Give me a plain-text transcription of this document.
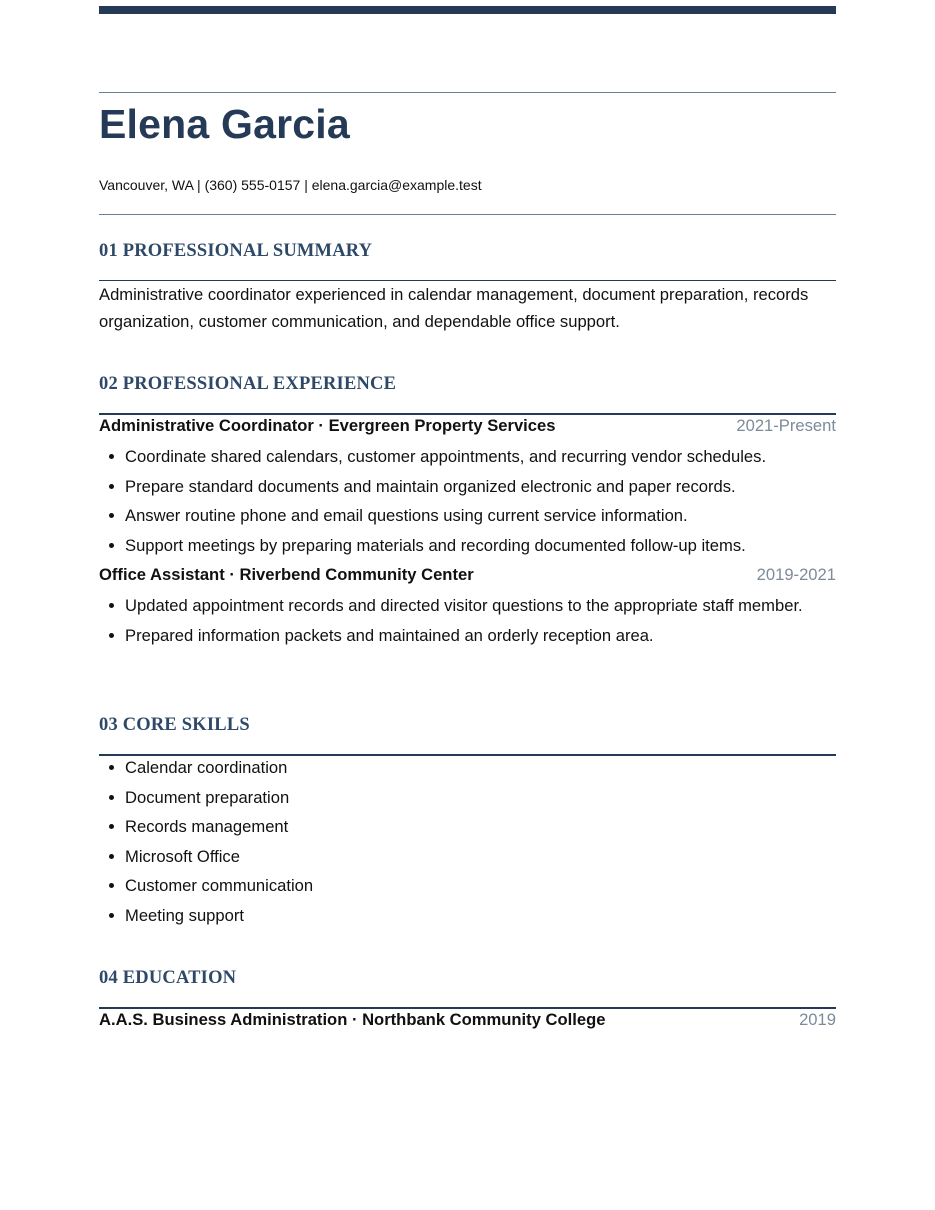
Elena Garcia
Vancouver, WA | (360) 555-0157 | elena.garcia@example.test
01 PROFESSIONAL SUMMARY
Administrative coordinator experienced in calendar management, document preparation, records organization, customer communication, and dependable office support.
02 PROFESSIONAL EXPERIENCE
Administrative Coordinator · Evergreen Property Services	2021-Present
Coordinate shared calendars, customer appointments, and recurring vendor schedules.
Prepare standard documents and maintain organized electronic and paper records.
Answer routine phone and email questions using current service information.
Support meetings by preparing materials and recording documented follow-up items.
Office Assistant · Riverbend Community Center	2019-2021
Updated appointment records and directed visitor questions to the appropriate staff member.
Prepared information packets and maintained an orderly reception area.
03 CORE SKILLS
Calendar coordination
Document preparation
Records management
Microsoft Office
Customer communication
Meeting support
04 EDUCATION
A.A.S. Business Administration · Northbank Community College	2019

Stated exercise: Pictures don't belong in the copy. Transcribe every record exactly as it appears.

Finished task:
Give me a plain-text transcription of this document.
Elena Garcia
Vancouver, WA | (360) 555-0157 | elena.garcia@example.test
01 PROFESSIONAL SUMMARY
Administrative coordinator experienced in calendar management, document preparation, records organization, customer communication, and dependable office support.
02 PROFESSIONAL EXPERIENCE
Administrative Coordinator · Evergreen Property Services	2021-Present
Coordinate shared calendars, customer appointments, and recurring vendor schedules.
Prepare standard documents and maintain organized electronic and paper records.
Answer routine phone and email questions using current service information.
Support meetings by preparing materials and recording documented follow-up items.
Office Assistant · Riverbend Community Center	2019-2021
Updated appointment records and directed visitor questions to the appropriate staff member.
Prepared information packets and maintained an orderly reception area.
03 CORE SKILLS
Calendar coordination
Document preparation
Records management
Microsoft Office
Customer communication
Meeting support
04 EDUCATION
A.A.S. Business Administration · Northbank Community College	2019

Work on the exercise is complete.